Exercise → Scan the entries and tally the lines that include the string "color". Reply with the figure alone.

(Figure record listings)
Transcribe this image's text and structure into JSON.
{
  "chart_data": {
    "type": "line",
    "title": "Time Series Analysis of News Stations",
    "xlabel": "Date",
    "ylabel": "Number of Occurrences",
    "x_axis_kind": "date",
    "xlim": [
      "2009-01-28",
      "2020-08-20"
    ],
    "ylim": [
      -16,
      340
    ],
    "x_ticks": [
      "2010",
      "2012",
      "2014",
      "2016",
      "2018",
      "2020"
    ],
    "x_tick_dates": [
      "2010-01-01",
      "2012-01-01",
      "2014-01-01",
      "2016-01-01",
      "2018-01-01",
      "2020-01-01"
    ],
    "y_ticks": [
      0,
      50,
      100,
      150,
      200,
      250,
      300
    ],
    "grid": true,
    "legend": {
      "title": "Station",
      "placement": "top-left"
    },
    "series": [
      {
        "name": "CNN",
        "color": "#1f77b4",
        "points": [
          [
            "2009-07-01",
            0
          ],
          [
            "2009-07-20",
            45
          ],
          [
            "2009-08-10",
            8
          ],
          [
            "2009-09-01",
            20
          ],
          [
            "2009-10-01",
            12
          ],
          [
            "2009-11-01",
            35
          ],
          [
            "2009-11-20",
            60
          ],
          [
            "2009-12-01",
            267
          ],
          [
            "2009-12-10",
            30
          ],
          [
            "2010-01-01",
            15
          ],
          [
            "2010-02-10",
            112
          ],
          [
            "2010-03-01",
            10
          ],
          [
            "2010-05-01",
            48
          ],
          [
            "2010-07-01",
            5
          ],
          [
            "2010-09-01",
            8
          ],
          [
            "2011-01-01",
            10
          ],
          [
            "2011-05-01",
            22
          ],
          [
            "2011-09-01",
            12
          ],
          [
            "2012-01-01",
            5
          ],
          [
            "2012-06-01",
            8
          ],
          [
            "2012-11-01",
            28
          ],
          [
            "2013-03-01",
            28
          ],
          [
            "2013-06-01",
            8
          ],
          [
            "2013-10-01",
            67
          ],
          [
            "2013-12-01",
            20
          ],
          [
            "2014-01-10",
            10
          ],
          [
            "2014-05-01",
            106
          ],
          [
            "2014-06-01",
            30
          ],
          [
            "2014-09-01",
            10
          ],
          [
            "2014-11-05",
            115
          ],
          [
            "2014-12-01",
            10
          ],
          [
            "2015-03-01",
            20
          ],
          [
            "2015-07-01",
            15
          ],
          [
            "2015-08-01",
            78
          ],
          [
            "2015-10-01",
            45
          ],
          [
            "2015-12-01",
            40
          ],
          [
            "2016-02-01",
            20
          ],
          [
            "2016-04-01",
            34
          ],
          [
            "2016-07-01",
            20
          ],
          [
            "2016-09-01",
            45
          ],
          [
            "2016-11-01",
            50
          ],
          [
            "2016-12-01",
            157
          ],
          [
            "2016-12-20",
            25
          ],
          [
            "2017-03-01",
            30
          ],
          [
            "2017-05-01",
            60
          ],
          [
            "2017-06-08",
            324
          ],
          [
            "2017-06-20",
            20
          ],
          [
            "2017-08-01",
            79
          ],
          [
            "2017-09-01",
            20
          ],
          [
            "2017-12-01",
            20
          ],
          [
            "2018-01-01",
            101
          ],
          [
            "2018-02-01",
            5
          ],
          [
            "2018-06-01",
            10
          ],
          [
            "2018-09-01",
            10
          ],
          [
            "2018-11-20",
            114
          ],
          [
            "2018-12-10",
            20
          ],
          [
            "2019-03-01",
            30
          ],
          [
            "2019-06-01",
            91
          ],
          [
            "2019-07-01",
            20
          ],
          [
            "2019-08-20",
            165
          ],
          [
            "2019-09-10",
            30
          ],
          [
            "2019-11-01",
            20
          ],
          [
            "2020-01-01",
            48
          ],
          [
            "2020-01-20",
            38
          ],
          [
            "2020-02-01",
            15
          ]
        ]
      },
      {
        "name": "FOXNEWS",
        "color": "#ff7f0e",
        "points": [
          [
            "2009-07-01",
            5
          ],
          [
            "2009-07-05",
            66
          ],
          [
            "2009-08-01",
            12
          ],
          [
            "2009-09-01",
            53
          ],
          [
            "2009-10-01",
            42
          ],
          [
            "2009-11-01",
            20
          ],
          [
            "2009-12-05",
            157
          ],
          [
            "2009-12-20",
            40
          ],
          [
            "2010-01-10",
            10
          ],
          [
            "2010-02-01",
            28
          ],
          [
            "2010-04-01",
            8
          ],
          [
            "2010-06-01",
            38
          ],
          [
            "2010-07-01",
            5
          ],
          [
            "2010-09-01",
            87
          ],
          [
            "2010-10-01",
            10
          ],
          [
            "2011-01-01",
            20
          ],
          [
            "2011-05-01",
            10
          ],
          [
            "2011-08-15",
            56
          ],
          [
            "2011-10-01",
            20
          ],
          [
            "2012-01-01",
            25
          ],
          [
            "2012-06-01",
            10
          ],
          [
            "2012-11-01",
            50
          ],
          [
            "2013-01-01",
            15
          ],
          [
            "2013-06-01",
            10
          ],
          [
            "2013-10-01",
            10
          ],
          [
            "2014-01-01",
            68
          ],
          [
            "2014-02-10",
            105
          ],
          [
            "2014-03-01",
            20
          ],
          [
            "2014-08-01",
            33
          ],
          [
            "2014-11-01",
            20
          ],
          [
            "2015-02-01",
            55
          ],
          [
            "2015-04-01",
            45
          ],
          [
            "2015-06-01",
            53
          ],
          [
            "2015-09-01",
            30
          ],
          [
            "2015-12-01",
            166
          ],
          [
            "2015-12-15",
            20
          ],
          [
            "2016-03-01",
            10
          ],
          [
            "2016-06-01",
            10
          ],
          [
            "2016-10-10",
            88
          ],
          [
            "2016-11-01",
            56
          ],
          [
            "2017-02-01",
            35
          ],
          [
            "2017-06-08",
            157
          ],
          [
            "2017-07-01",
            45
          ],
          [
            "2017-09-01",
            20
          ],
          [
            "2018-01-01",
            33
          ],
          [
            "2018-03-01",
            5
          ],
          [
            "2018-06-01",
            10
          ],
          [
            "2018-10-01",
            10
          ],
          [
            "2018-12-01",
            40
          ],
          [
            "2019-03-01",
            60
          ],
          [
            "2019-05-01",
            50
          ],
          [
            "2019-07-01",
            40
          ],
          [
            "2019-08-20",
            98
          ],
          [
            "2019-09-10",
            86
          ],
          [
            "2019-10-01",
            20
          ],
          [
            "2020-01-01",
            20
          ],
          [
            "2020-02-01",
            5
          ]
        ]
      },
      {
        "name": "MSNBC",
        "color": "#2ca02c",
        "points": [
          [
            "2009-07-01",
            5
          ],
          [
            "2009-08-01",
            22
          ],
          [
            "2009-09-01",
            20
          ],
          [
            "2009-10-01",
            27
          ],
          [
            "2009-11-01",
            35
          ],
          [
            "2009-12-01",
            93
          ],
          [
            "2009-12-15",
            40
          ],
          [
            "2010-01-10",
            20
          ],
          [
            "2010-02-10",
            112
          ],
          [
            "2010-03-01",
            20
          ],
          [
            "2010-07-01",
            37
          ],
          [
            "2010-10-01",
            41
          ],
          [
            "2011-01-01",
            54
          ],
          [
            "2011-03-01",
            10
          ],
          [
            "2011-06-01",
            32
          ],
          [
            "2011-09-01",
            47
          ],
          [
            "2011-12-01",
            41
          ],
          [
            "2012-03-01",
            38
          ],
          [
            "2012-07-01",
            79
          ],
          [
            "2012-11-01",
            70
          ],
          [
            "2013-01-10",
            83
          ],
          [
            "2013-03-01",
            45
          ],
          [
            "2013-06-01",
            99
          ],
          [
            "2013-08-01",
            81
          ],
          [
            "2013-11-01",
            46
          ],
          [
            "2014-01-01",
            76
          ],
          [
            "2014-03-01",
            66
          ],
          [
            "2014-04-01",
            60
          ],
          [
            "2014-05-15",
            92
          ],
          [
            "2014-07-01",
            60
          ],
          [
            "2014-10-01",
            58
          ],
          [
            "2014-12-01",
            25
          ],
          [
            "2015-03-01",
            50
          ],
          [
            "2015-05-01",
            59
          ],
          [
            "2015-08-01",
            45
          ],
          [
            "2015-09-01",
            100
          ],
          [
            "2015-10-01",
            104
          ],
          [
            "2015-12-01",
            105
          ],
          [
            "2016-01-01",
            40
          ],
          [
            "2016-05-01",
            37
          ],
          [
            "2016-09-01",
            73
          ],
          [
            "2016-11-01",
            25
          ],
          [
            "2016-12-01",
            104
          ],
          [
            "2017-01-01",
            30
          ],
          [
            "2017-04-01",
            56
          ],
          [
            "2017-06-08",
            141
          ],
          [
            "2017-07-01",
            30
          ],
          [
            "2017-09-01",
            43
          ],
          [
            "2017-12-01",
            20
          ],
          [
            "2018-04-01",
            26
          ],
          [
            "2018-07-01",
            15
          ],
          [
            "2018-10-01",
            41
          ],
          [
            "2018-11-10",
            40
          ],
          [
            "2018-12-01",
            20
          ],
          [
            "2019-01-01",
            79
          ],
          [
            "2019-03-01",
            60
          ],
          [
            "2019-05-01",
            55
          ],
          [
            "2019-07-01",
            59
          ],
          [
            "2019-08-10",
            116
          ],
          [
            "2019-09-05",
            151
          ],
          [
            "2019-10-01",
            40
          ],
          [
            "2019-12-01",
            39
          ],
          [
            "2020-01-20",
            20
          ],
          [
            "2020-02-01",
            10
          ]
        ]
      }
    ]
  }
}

Task output → 3